Report the count of lines holding "dataset" in the records, with no other words.
═══ Task data
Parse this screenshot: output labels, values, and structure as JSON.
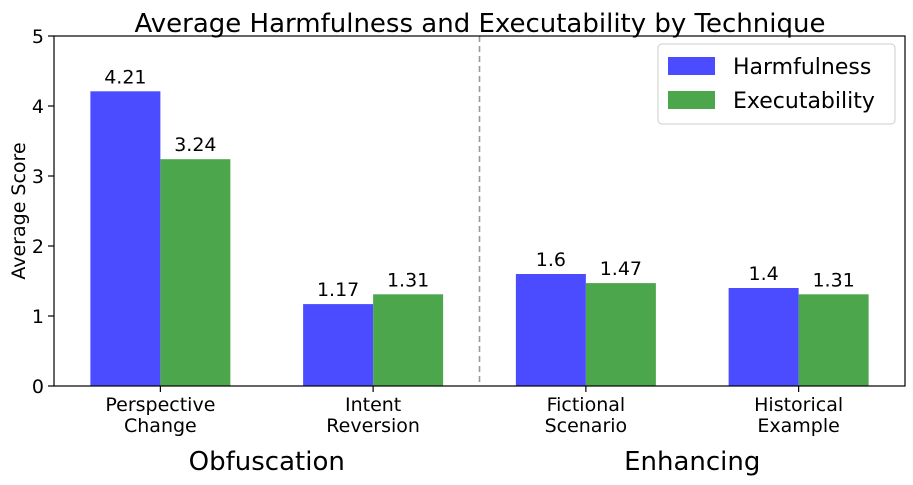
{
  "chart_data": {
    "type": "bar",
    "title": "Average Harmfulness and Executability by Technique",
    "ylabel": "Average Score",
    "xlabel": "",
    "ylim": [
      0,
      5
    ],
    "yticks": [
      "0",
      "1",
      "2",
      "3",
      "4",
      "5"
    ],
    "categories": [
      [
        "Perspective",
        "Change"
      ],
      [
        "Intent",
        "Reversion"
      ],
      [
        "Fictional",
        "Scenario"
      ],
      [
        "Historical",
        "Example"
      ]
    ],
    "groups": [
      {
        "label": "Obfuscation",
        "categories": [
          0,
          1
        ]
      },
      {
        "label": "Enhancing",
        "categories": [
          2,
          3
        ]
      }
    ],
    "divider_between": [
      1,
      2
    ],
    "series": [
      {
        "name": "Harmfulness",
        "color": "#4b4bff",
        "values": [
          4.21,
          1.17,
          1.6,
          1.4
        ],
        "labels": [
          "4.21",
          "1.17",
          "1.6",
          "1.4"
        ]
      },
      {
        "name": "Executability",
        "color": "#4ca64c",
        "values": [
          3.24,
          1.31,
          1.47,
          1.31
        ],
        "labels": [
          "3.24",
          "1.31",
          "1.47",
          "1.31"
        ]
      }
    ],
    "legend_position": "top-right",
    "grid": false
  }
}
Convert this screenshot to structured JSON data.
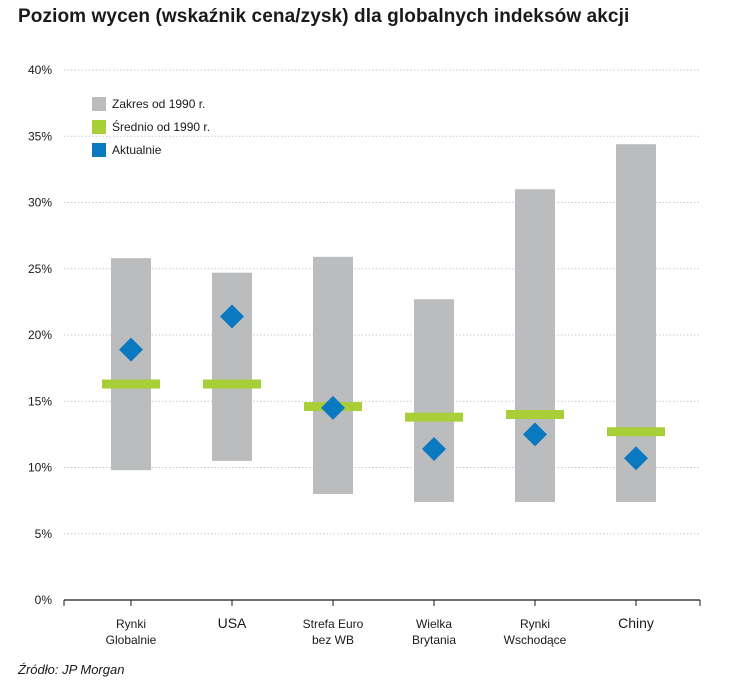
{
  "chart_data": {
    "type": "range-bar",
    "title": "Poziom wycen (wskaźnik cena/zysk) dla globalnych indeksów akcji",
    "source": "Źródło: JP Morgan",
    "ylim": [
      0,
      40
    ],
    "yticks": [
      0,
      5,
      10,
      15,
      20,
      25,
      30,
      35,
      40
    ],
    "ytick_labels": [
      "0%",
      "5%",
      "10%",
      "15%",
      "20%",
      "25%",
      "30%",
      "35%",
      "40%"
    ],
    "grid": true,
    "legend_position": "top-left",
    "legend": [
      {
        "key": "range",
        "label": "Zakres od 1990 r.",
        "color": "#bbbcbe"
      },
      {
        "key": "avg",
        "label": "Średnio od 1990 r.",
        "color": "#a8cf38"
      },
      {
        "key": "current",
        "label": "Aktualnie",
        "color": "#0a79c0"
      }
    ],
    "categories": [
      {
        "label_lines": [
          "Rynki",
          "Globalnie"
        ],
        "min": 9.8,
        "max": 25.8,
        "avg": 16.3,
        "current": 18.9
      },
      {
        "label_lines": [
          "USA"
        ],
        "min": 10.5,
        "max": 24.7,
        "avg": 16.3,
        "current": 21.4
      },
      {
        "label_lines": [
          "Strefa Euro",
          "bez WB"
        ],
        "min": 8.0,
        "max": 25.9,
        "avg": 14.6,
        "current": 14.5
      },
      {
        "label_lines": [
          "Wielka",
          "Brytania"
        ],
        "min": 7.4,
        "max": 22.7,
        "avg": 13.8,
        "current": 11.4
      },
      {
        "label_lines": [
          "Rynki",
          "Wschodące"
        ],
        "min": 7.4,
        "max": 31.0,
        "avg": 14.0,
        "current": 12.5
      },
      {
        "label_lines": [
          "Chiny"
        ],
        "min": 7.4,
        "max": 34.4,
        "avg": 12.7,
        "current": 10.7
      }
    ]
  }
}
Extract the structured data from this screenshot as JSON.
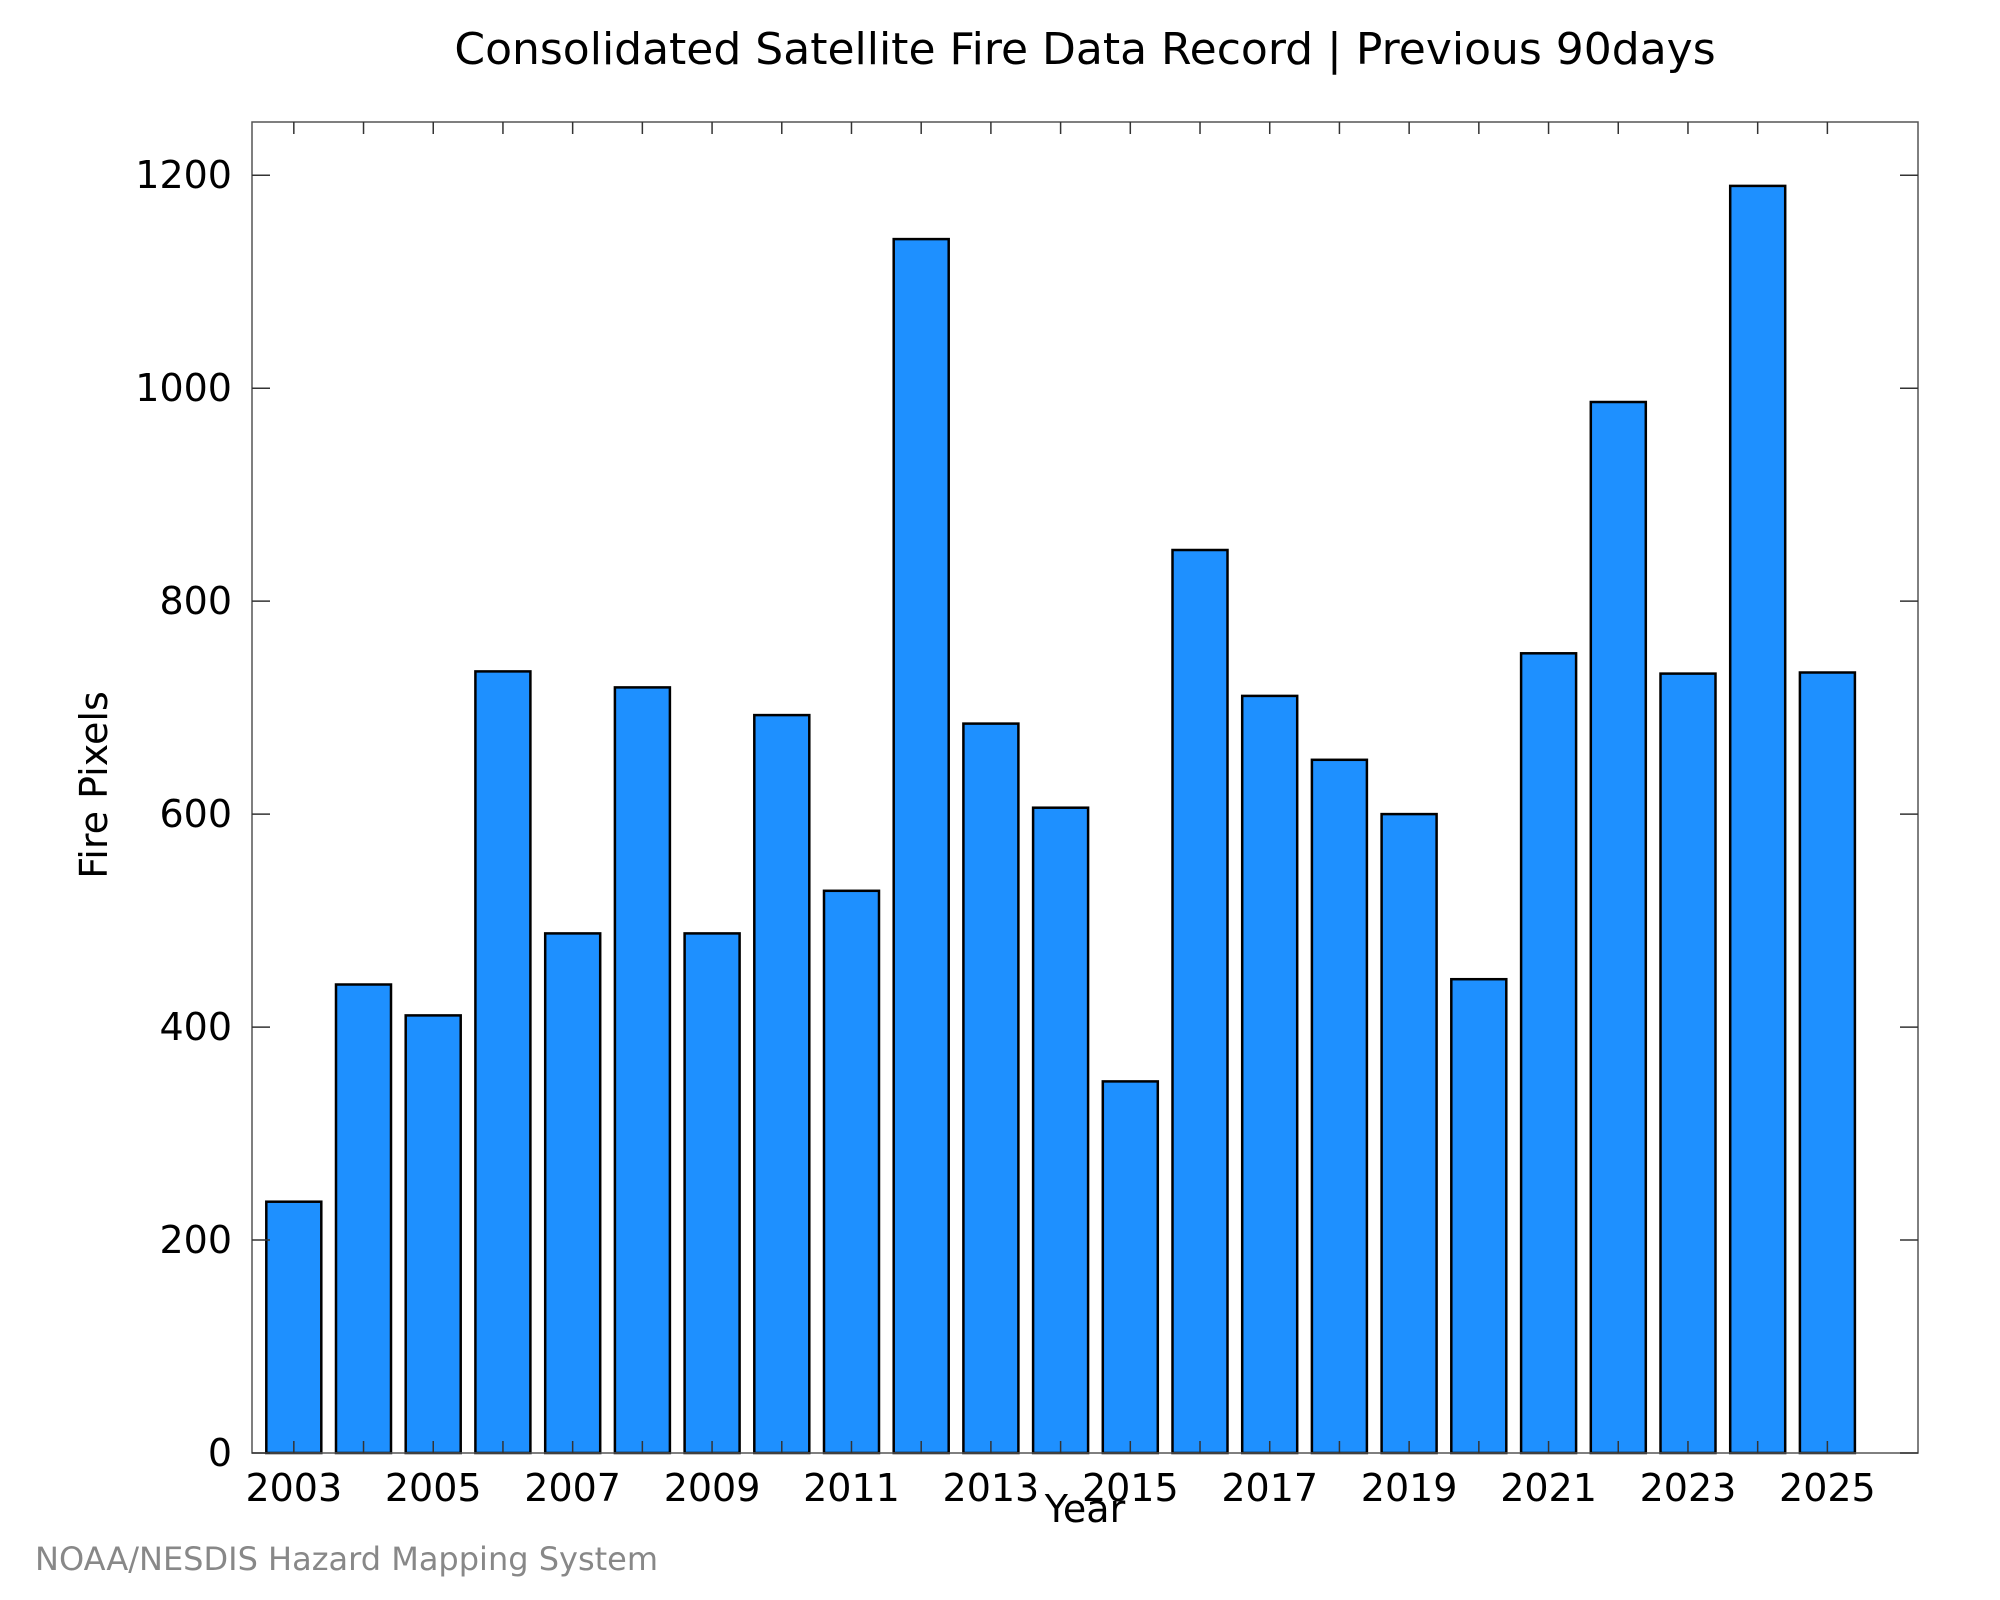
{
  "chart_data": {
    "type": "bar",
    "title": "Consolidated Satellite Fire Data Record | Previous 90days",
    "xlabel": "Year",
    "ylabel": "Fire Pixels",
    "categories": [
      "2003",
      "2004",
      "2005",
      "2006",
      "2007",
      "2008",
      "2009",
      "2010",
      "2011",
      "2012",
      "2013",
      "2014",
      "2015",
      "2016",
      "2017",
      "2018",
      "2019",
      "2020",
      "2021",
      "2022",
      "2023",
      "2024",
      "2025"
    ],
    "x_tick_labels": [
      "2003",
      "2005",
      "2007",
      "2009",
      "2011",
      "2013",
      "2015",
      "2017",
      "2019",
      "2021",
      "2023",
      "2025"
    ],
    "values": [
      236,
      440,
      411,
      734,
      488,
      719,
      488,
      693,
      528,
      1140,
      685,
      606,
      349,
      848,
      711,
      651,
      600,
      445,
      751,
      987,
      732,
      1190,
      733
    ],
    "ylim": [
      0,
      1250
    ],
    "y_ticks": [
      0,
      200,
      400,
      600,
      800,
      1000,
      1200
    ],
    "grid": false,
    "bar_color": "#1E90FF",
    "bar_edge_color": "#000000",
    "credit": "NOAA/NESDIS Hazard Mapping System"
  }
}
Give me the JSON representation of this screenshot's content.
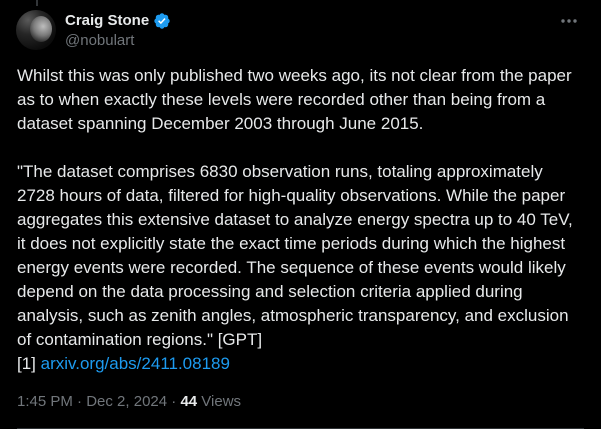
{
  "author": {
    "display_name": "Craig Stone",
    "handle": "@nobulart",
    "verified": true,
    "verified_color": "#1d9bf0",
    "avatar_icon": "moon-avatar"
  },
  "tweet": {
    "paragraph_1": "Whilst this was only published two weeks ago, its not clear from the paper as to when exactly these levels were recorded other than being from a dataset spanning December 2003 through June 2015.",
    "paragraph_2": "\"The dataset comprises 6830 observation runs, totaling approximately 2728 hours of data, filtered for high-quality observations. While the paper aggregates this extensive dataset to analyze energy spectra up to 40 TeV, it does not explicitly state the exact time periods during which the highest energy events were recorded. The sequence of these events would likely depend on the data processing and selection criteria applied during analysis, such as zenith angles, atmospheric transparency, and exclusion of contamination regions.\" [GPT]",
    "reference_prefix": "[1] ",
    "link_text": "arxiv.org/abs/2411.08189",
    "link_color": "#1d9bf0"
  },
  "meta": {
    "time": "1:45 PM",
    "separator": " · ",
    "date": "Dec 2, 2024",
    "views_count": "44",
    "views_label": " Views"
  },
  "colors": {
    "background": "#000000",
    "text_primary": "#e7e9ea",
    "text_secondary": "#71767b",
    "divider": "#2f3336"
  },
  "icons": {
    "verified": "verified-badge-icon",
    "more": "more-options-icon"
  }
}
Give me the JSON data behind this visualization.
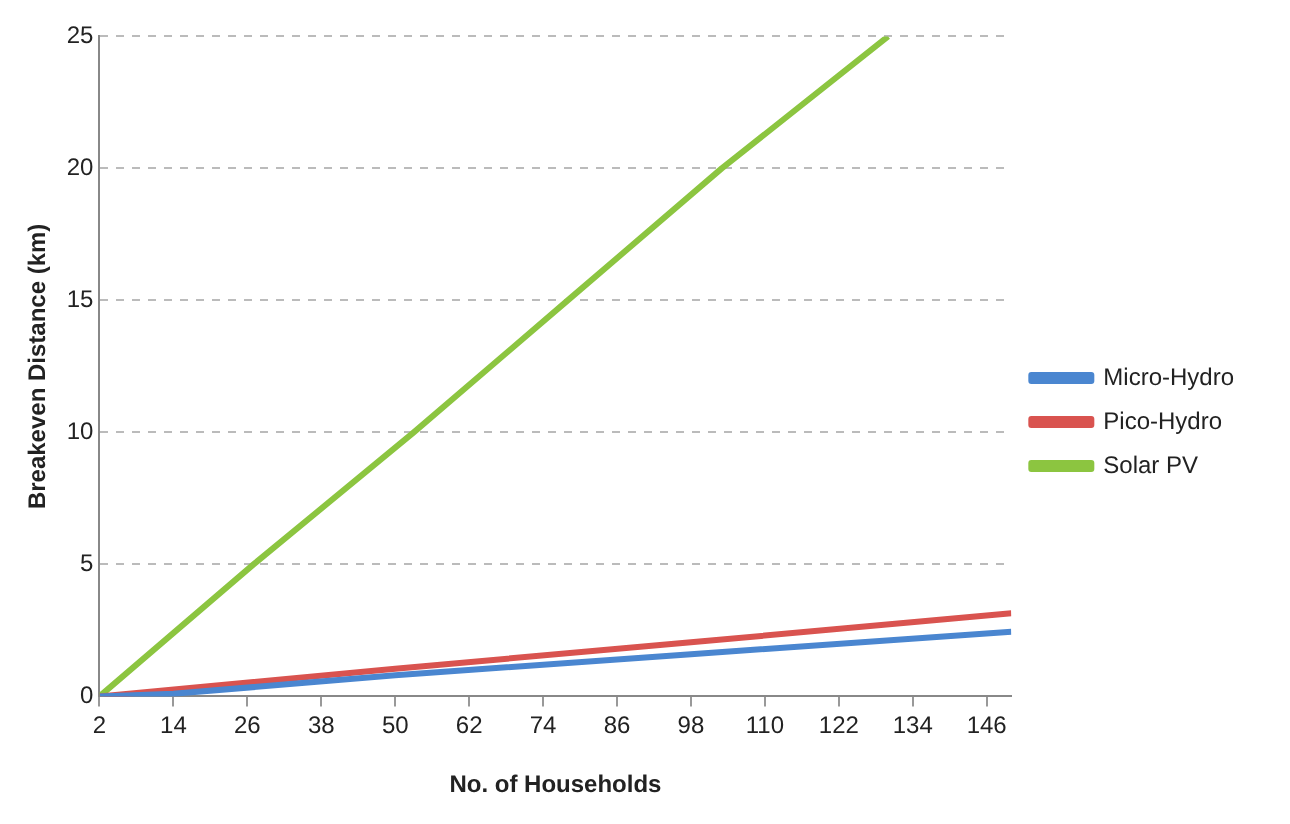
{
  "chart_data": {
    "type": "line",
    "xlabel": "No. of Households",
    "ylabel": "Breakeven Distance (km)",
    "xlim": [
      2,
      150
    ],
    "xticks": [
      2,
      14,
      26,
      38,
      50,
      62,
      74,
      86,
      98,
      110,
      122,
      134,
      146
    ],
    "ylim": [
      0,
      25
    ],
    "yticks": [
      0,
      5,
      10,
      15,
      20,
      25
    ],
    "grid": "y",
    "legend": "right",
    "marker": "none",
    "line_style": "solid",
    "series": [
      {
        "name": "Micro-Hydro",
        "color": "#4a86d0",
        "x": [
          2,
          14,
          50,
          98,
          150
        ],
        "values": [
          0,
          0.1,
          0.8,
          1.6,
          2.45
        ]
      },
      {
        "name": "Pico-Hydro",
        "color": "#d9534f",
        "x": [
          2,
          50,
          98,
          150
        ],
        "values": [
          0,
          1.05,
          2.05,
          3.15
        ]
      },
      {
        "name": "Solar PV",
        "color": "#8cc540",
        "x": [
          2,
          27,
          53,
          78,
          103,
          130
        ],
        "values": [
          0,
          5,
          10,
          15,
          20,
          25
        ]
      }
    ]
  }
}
══════
Completed task: 2